Required task> Copy the lines below as they are; omit the images they contain.

+===+

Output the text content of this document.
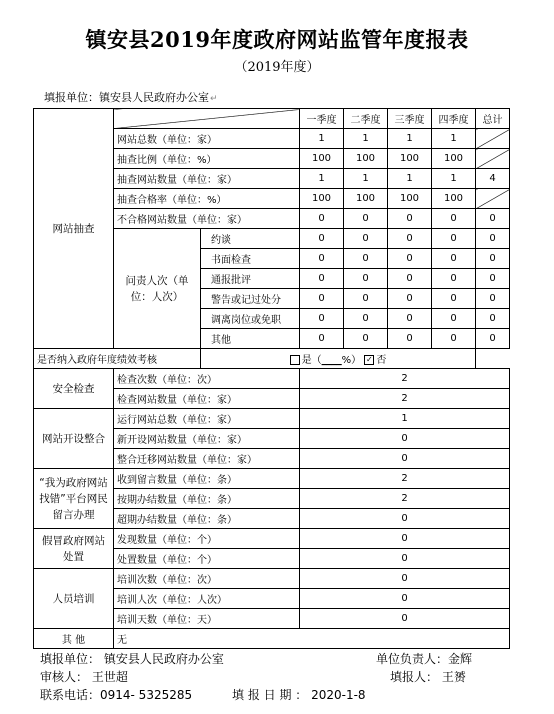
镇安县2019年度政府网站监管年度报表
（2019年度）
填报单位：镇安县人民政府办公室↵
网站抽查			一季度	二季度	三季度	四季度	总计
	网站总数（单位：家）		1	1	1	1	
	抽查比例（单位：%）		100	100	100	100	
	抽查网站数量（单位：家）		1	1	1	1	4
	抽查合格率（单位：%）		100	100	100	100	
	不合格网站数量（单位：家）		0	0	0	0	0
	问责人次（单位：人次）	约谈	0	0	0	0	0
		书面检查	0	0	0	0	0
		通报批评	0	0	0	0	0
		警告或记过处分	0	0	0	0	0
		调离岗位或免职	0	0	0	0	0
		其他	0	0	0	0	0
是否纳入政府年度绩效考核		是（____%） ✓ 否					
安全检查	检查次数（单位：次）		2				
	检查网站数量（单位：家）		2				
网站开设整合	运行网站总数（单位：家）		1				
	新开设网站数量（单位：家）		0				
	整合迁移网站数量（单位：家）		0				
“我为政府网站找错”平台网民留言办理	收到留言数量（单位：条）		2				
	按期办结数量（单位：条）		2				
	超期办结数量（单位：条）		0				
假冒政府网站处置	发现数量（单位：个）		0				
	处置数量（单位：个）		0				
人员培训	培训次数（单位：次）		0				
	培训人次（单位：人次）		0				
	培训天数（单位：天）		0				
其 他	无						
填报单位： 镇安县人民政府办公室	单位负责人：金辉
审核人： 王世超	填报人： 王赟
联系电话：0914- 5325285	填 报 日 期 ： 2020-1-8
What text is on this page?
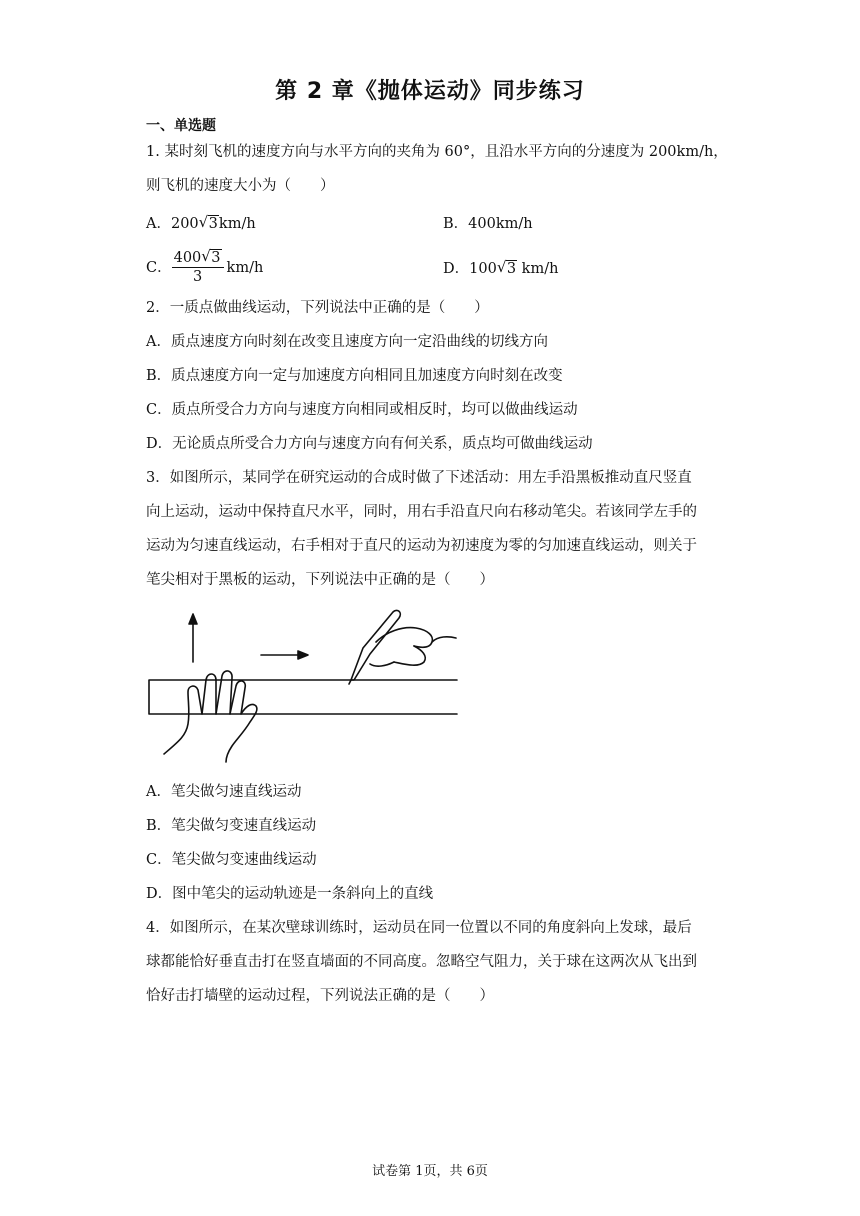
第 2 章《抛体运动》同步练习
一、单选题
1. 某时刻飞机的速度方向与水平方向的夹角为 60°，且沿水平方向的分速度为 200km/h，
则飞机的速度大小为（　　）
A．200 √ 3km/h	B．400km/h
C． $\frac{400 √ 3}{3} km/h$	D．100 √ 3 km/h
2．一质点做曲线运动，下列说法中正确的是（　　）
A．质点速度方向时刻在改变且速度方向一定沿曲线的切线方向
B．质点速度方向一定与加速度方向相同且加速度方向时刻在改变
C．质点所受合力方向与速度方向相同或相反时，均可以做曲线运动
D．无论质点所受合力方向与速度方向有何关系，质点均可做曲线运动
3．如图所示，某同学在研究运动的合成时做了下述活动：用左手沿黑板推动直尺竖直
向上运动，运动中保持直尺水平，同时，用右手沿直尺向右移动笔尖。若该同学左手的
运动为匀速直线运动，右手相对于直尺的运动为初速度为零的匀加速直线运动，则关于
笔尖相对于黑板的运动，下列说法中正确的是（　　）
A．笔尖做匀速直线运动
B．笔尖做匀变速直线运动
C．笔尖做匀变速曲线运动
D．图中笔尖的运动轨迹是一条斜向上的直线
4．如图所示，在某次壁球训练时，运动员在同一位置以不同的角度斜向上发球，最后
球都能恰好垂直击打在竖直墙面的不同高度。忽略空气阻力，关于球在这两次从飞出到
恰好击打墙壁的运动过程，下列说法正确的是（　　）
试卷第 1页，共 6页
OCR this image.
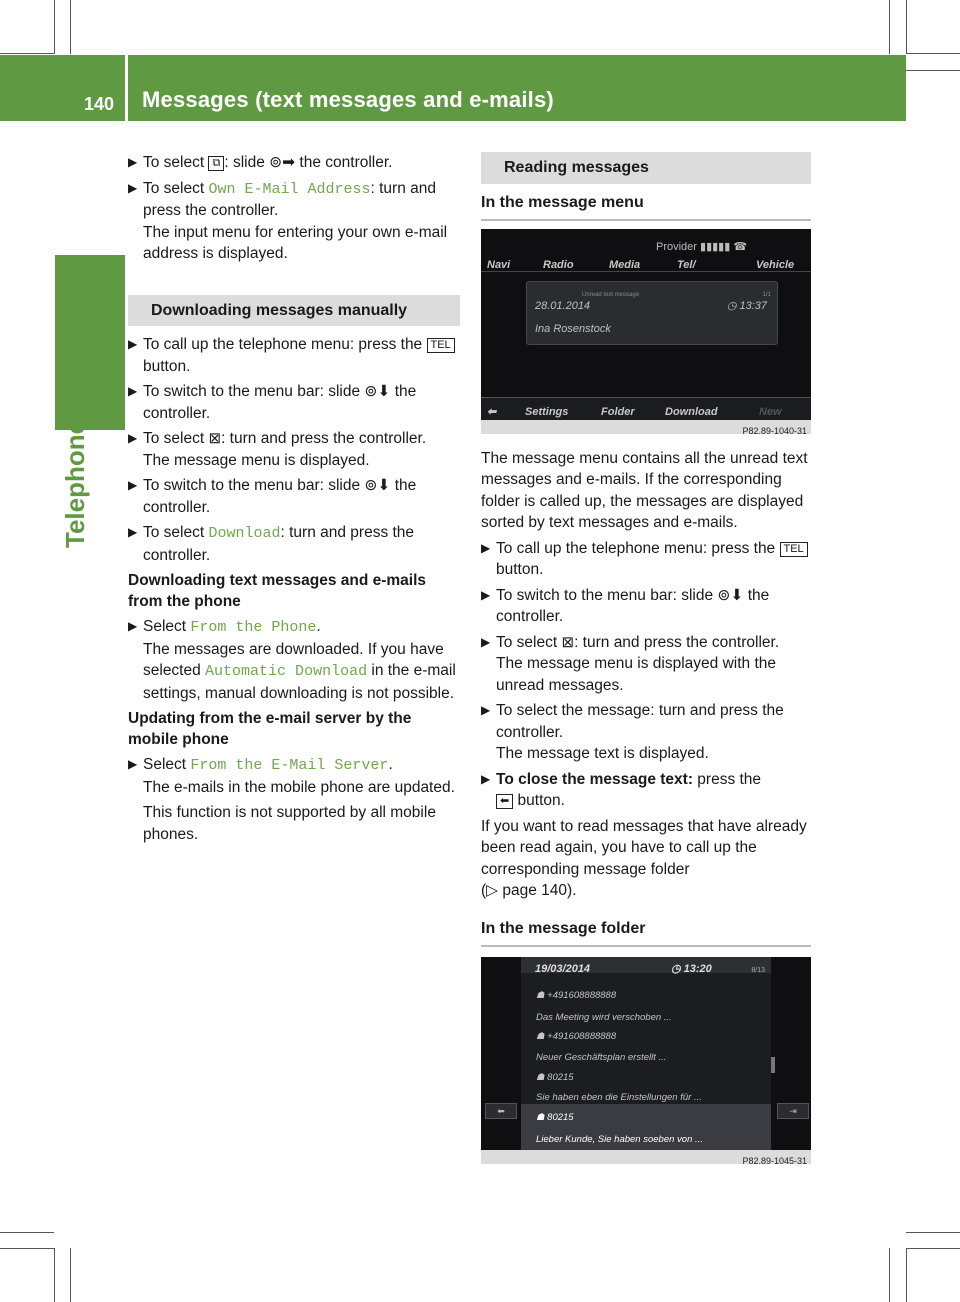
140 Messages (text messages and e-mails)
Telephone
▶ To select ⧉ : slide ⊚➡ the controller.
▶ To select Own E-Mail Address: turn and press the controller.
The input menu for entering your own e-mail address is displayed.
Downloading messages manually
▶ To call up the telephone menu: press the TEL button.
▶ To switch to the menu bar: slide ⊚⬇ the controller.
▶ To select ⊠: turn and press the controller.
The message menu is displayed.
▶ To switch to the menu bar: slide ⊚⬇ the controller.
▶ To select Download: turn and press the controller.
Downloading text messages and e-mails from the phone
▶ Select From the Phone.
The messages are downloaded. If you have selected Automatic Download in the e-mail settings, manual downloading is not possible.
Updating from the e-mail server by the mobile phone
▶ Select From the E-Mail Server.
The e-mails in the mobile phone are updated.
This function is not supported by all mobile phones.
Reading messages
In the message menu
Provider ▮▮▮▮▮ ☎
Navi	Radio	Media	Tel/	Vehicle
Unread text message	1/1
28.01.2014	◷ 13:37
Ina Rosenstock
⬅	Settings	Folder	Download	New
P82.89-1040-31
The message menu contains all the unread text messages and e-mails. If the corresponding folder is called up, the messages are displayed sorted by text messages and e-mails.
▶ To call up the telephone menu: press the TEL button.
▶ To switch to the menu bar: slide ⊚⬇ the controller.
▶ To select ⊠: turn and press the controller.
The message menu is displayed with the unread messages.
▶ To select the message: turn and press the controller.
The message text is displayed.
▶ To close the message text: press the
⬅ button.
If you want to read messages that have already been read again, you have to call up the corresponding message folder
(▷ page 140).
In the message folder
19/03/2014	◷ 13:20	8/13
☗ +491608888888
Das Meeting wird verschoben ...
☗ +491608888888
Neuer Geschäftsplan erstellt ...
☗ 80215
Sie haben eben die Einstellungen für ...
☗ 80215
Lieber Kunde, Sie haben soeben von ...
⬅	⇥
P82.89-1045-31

+===+

Answer in full>
Output the text content of this document.
镇安县2019年度政府网站监管年度报表
（2019年度）
填报单位：镇安县人民政府办公室↵
网站抽查			一季度	二季度	三季度	四季度	总计
	网站总数（单位：家）		1	1	1	1	
	抽查比例（单位：%）		100	100	100	100	
	抽查网站数量（单位：家）		1	1	1	1	4
	抽查合格率（单位：%）		100	100	100	100	
	不合格网站数量（单位：家）		0	0	0	0	0
	问责人次（单位：人次）	约谈	0	0	0	0	0
		书面检查	0	0	0	0	0
		通报批评	0	0	0	0	0
		警告或记过处分	0	0	0	0	0
		调离岗位或免职	0	0	0	0	0
		其他	0	0	0	0	0
是否纳入政府年度绩效考核		是（____%） ✓ 否					
安全检查	检查次数（单位：次）		2				
	检查网站数量（单位：家）		2				
网站开设整合	运行网站总数（单位：家）		1				
	新开设网站数量（单位：家）		0				
	整合迁移网站数量（单位：家）		0				
“我为政府网站找错”平台网民留言办理	收到留言数量（单位：条）		2				
	按期办结数量（单位：条）		2				
	超期办结数量（单位：条）		0				
假冒政府网站处置	发现数量（单位：个）		0				
	处置数量（单位：个）		0				
人员培训	培训次数（单位：次）		0				
	培训人次（单位：人次）		0				
	培训天数（单位：天）		0				
其 他	无						
填报单位： 镇安县人民政府办公室	单位负责人：金辉
审核人： 王世超	填报人： 王赟
联系电话：0914- 5325285	填 报 日 期 ： 2020-1-8
What text is on this page?
第 2 章《抛体运动》同步练习
一、单选题
1. 某时刻飞机的速度方向与水平方向的夹角为 60°，且沿水平方向的分速度为 200km/h，
则飞机的速度大小为（　　）
A．200 √ 3km/h	B．400km/h
C． $\frac{400 √ 3}{3} km/h$	D．100 √ 3 km/h
2．一质点做曲线运动，下列说法中正确的是（　　）
A．质点速度方向时刻在改变且速度方向一定沿曲线的切线方向
B．质点速度方向一定与加速度方向相同且加速度方向时刻在改变
C．质点所受合力方向与速度方向相同或相反时，均可以做曲线运动
D．无论质点所受合力方向与速度方向有何关系，质点均可做曲线运动
3．如图所示，某同学在研究运动的合成时做了下述活动：用左手沿黑板推动直尺竖直
向上运动，运动中保持直尺水平，同时，用右手沿直尺向右移动笔尖。若该同学左手的
运动为匀速直线运动，右手相对于直尺的运动为初速度为零的匀加速直线运动，则关于
笔尖相对于黑板的运动，下列说法中正确的是（　　）
A．笔尖做匀速直线运动
B．笔尖做匀变速直线运动
C．笔尖做匀变速曲线运动
D．图中笔尖的运动轨迹是一条斜向上的直线
4．如图所示，在某次壁球训练时，运动员在同一位置以不同的角度斜向上发球，最后
球都能恰好垂直击打在竖直墙面的不同高度。忽略空气阻力，关于球在这两次从飞出到
恰好击打墙壁的运动过程，下列说法正确的是（　　）
试卷第 1页，共 6页
OCR this image.
140 Messages (text messages and e-mails)
Telephone
▶ To select ⧉ : slide ⊚➡ the controller.
▶ To select Own E-Mail Address: turn and press the controller.
The input menu for entering your own e-mail address is displayed.
Downloading messages manually
▶ To call up the telephone menu: press the TEL button.
▶ To switch to the menu bar: slide ⊚⬇ the controller.
▶ To select ⊠: turn and press the controller.
The message menu is displayed.
▶ To switch to the menu bar: slide ⊚⬇ the controller.
▶ To select Download: turn and press the controller.
Downloading text messages and e-mails from the phone
▶ Select From the Phone.
The messages are downloaded. If you have selected Automatic Download in the e-mail settings, manual downloading is not possible.
Updating from the e-mail server by the mobile phone
▶ Select From the E-Mail Server.
The e-mails in the mobile phone are updated.
This function is not supported by all mobile phones.
Reading messages
In the message menu
Provider ▮▮▮▮▮ ☎
Navi	Radio	Media	Tel/	Vehicle
Unread text message	1/1
28.01.2014	◷ 13:37
Ina Rosenstock
⬅	Settings	Folder	Download	New
P82.89-1040-31
The message menu contains all the unread text messages and e-mails. If the corresponding folder is called up, the messages are displayed sorted by text messages and e-mails.
▶ To call up the telephone menu: press the TEL button.
▶ To switch to the menu bar: slide ⊚⬇ the controller.
▶ To select ⊠: turn and press the controller.
The message menu is displayed with the unread messages.
▶ To select the message: turn and press the controller.
The message text is displayed.
▶ To close the message text: press the
⬅ button.
If you want to read messages that have already been read again, you have to call up the corresponding message folder
(▷ page 140).
In the message folder
19/03/2014	◷ 13:20	8/13
☗ +491608888888
Das Meeting wird verschoben ...
☗ +491608888888
Neuer Geschäftsplan erstellt ...
☗ 80215
Sie haben eben die Einstellungen für ...
☗ 80215
Lieber Kunde, Sie haben soeben von ...
⬅	⇥
P82.89-1045-31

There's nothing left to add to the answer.